Extracted data entries
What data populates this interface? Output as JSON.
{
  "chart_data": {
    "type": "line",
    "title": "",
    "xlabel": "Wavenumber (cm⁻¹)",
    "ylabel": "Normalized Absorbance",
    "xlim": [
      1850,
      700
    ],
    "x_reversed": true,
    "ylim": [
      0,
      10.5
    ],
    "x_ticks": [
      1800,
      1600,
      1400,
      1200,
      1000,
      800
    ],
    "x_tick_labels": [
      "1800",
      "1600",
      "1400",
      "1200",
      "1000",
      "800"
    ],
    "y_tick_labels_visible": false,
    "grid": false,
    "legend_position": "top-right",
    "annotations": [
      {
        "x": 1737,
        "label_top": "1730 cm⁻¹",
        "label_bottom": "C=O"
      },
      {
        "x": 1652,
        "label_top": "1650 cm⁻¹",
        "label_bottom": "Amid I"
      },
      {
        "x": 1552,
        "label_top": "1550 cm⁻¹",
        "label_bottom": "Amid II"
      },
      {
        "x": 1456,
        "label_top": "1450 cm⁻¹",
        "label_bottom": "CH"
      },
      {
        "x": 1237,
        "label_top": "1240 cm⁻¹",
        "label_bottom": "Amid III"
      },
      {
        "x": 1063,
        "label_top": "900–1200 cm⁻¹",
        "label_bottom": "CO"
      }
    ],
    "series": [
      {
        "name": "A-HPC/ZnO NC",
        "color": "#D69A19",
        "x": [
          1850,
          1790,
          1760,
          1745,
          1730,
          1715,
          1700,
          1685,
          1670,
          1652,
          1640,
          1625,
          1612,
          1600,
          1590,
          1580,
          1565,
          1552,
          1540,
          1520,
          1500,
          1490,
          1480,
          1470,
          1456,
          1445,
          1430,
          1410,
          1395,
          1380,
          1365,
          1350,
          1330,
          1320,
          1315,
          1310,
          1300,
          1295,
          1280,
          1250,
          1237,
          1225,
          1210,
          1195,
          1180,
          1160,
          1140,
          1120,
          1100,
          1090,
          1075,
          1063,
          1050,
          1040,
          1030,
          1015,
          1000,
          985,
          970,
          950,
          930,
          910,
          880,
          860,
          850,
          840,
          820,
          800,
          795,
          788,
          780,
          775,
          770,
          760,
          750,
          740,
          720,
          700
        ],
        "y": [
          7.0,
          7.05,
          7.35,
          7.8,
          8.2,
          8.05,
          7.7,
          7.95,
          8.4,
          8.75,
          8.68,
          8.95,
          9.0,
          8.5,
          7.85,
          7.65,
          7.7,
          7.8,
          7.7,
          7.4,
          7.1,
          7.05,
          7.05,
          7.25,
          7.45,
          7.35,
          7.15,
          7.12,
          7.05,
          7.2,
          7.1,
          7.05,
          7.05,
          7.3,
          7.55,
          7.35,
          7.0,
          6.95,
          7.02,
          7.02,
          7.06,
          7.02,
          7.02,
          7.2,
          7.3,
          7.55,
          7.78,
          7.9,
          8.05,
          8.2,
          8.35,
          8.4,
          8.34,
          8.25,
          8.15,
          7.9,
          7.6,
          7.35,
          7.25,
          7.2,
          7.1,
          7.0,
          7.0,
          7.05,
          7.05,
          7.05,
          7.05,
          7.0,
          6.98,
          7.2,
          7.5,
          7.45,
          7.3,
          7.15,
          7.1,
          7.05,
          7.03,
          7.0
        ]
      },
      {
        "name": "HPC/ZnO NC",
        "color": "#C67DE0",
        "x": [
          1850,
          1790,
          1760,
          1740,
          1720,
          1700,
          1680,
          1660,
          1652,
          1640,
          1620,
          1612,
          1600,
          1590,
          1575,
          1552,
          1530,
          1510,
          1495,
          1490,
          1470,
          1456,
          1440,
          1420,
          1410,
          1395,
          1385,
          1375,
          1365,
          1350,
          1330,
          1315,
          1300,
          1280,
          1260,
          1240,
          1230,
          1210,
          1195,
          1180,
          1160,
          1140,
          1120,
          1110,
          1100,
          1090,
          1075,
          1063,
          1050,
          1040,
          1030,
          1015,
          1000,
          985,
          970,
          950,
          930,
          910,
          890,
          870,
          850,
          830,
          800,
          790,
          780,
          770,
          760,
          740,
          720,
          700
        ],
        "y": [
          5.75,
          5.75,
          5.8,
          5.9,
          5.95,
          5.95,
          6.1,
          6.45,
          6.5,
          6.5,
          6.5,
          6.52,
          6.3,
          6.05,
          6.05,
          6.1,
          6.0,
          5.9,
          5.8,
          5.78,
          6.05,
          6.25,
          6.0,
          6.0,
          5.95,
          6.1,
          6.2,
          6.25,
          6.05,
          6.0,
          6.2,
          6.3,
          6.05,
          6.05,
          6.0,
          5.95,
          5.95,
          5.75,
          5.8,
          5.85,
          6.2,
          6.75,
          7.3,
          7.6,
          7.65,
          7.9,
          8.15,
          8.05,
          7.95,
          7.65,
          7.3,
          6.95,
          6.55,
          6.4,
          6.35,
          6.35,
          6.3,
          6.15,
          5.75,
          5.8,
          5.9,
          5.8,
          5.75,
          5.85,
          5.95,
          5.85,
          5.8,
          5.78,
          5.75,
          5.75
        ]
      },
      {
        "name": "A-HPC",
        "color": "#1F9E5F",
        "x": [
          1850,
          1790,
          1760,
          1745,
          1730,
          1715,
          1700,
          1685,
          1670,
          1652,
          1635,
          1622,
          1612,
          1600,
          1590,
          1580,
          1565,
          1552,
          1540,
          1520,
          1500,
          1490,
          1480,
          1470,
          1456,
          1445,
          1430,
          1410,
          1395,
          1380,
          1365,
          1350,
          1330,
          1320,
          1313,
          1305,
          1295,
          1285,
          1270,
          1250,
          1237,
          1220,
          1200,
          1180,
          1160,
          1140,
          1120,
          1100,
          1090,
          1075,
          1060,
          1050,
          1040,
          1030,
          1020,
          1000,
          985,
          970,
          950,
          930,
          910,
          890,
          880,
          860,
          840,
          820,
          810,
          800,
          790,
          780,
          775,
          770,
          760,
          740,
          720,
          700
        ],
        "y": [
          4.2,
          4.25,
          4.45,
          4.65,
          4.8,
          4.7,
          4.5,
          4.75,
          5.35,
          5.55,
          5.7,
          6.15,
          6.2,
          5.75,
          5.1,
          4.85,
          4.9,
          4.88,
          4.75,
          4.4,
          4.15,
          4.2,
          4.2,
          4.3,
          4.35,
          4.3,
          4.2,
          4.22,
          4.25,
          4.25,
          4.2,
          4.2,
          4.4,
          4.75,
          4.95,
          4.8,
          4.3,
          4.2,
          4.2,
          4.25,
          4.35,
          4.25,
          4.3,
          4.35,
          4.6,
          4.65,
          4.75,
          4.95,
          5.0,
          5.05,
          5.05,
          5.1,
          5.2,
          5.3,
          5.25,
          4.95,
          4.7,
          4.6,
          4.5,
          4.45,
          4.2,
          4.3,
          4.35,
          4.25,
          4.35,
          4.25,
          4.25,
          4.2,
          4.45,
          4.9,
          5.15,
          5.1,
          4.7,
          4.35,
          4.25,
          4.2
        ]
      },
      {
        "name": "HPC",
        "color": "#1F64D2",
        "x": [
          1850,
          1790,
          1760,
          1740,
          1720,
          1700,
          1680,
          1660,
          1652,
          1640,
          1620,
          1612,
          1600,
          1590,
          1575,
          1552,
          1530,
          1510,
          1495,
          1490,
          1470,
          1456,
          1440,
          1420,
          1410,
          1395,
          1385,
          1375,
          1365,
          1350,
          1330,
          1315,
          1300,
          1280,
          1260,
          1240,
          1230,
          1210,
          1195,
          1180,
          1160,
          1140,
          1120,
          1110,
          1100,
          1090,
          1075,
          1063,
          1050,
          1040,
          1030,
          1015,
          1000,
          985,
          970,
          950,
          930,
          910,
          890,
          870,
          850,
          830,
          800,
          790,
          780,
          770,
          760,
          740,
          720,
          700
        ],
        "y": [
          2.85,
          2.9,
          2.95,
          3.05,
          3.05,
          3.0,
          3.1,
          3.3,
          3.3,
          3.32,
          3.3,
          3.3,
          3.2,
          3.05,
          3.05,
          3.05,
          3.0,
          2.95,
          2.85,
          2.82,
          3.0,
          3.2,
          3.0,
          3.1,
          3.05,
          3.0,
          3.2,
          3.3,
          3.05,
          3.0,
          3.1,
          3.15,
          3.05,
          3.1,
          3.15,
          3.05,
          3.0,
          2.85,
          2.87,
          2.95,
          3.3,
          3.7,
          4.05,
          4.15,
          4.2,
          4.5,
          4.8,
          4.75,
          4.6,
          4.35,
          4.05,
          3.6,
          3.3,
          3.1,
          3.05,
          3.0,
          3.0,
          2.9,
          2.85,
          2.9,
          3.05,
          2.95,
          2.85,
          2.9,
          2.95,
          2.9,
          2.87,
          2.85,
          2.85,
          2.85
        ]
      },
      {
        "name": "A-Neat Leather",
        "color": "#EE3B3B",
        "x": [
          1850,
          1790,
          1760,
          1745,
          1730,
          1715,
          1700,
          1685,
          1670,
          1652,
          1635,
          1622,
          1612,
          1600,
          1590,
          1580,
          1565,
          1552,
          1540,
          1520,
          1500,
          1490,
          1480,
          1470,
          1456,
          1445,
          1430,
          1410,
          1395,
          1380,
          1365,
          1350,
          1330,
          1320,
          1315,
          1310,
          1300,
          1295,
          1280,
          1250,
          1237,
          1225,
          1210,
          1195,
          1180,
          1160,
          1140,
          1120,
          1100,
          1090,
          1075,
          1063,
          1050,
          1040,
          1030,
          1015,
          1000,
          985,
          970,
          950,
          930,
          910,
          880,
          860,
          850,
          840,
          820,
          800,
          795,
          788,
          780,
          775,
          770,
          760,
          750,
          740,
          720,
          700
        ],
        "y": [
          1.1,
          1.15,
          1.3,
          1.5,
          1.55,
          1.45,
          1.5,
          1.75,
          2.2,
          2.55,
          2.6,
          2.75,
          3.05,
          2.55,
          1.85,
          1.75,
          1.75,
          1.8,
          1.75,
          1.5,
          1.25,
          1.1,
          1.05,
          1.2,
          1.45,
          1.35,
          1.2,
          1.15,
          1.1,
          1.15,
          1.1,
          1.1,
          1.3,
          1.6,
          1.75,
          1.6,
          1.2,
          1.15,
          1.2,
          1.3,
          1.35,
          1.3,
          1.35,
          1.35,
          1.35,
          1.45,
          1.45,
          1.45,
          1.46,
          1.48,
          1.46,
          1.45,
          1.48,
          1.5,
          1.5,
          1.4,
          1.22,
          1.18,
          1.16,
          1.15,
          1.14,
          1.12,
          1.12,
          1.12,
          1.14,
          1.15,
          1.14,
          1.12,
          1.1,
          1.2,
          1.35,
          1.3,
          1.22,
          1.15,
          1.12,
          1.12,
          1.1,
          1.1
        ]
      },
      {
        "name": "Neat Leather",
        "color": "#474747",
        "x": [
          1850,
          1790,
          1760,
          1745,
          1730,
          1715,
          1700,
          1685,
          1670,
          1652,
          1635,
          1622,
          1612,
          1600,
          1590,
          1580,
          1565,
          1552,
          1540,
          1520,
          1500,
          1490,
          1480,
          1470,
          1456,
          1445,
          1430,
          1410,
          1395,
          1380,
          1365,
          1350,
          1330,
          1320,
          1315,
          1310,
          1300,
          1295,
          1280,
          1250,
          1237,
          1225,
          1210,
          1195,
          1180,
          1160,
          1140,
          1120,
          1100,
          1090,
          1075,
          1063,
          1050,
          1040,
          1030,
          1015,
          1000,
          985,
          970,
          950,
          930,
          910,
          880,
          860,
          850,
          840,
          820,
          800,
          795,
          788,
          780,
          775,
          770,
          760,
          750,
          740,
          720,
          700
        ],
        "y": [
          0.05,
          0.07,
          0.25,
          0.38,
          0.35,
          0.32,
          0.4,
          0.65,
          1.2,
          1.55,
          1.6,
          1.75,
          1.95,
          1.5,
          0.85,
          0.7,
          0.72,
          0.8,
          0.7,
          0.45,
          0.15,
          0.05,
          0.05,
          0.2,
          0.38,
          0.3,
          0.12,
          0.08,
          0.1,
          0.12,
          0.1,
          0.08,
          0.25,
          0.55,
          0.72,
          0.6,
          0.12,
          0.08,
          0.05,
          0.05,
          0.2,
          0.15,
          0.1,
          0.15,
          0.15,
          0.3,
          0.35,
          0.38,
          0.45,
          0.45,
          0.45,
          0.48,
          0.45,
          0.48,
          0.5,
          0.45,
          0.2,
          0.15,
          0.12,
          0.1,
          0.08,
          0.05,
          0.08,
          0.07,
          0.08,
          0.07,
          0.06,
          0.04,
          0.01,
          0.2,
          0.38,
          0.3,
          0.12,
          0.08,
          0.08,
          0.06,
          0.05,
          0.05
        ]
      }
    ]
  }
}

§ Exercise
Go through the preceding material and copy each line that has the word "false".

§ Exercise output
    "y_tick_labels_visible": false,
    "grid": false,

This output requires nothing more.